[Start]

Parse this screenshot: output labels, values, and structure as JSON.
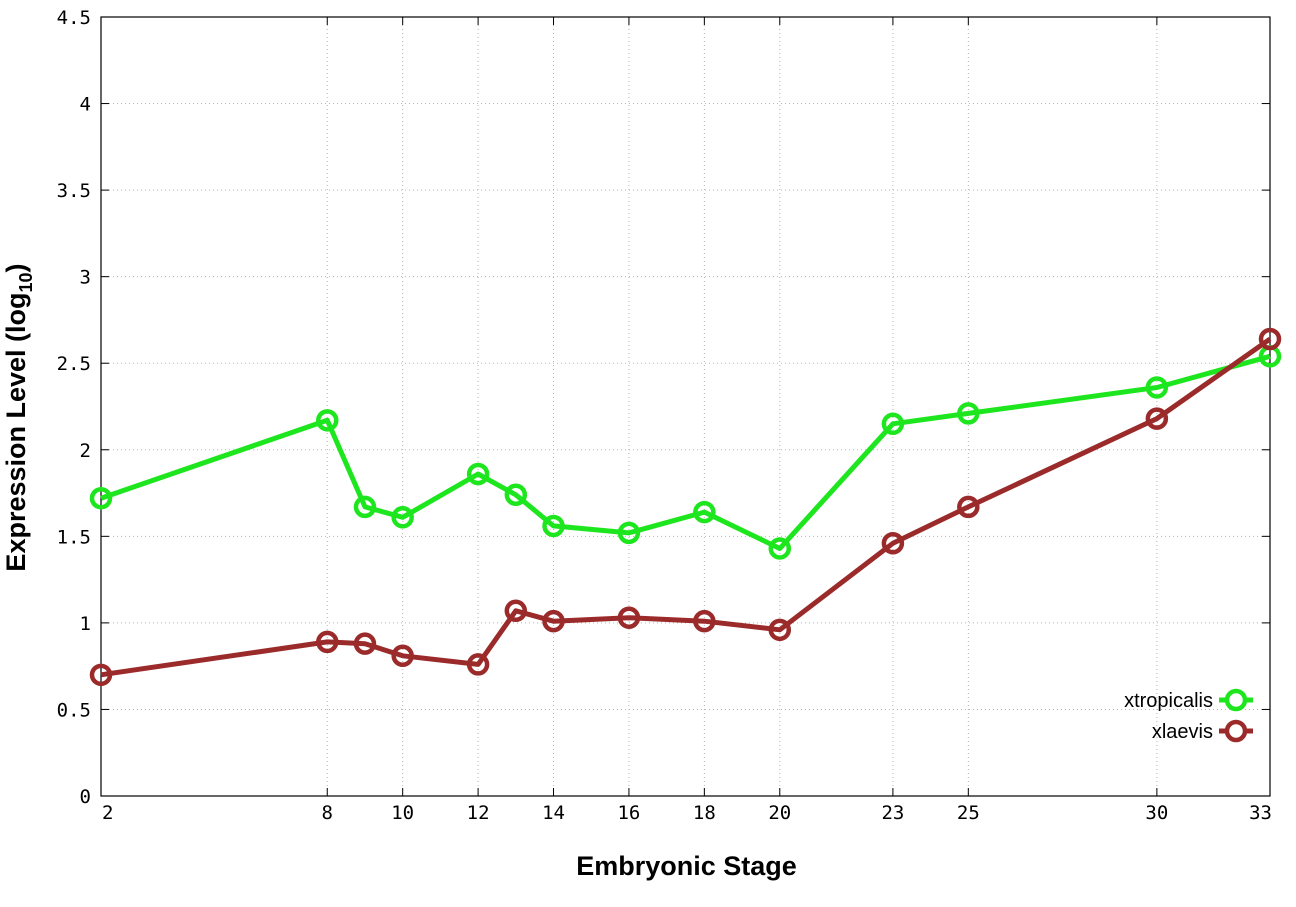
{
  "chart_data": {
    "type": "line",
    "xlabel": "Embryonic Stage",
    "ylabel": "Expression Level (log",
    "ylabel_sub": "10",
    "ylabel_close": ")",
    "xlim": [
      2,
      33
    ],
    "ylim": [
      0,
      4.5
    ],
    "x_ticks": [
      2,
      8,
      10,
      12,
      14,
      16,
      18,
      20,
      23,
      25,
      30,
      33
    ],
    "y_ticks": [
      0,
      0.5,
      1,
      1.5,
      2,
      2.5,
      3,
      3.5,
      4,
      4.5
    ],
    "grid": true,
    "legend_position": "bottom-right",
    "x": [
      2,
      8,
      9,
      10,
      12,
      13,
      14,
      16,
      18,
      20,
      23,
      25,
      30,
      33
    ],
    "series": [
      {
        "name": "xtropicalis",
        "color": "#1ee61e",
        "values": [
          1.72,
          2.17,
          1.67,
          1.61,
          1.86,
          1.74,
          1.56,
          1.52,
          1.64,
          1.43,
          2.15,
          2.21,
          2.36,
          2.54
        ]
      },
      {
        "name": "xlaevis",
        "color": "#9b2b2b",
        "values": [
          0.7,
          0.89,
          0.88,
          0.81,
          0.76,
          1.07,
          1.01,
          1.03,
          1.01,
          0.96,
          1.46,
          1.67,
          2.18,
          2.64
        ]
      }
    ]
  }
}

[End]

▸ GIVEN PROBLEM: Restate the whole listing above exactly, please, omitting every image.

▸ EXPECTED ANSWER:
Parse this screenshot: output labels, values, and structure as JSON.
{
  "chart_data": {
    "type": "line",
    "xlabel": "Embryonic Stage",
    "ylabel": "Expression Level (log",
    "ylabel_sub": "10",
    "ylabel_close": ")",
    "xlim": [
      2,
      33
    ],
    "ylim": [
      0,
      4.5
    ],
    "x_ticks": [
      2,
      8,
      10,
      12,
      14,
      16,
      18,
      20,
      23,
      25,
      30,
      33
    ],
    "y_ticks": [
      0,
      0.5,
      1,
      1.5,
      2,
      2.5,
      3,
      3.5,
      4,
      4.5
    ],
    "grid": true,
    "legend_position": "bottom-right",
    "x": [
      2,
      8,
      9,
      10,
      12,
      13,
      14,
      16,
      18,
      20,
      23,
      25,
      30,
      33
    ],
    "series": [
      {
        "name": "xtropicalis",
        "color": "#1ee61e",
        "values": [
          1.72,
          2.17,
          1.67,
          1.61,
          1.86,
          1.74,
          1.56,
          1.52,
          1.64,
          1.43,
          2.15,
          2.21,
          2.36,
          2.54
        ]
      },
      {
        "name": "xlaevis",
        "color": "#9b2b2b",
        "values": [
          0.7,
          0.89,
          0.88,
          0.81,
          0.76,
          1.07,
          1.01,
          1.03,
          1.01,
          0.96,
          1.46,
          1.67,
          2.18,
          2.64
        ]
      }
    ]
  }
}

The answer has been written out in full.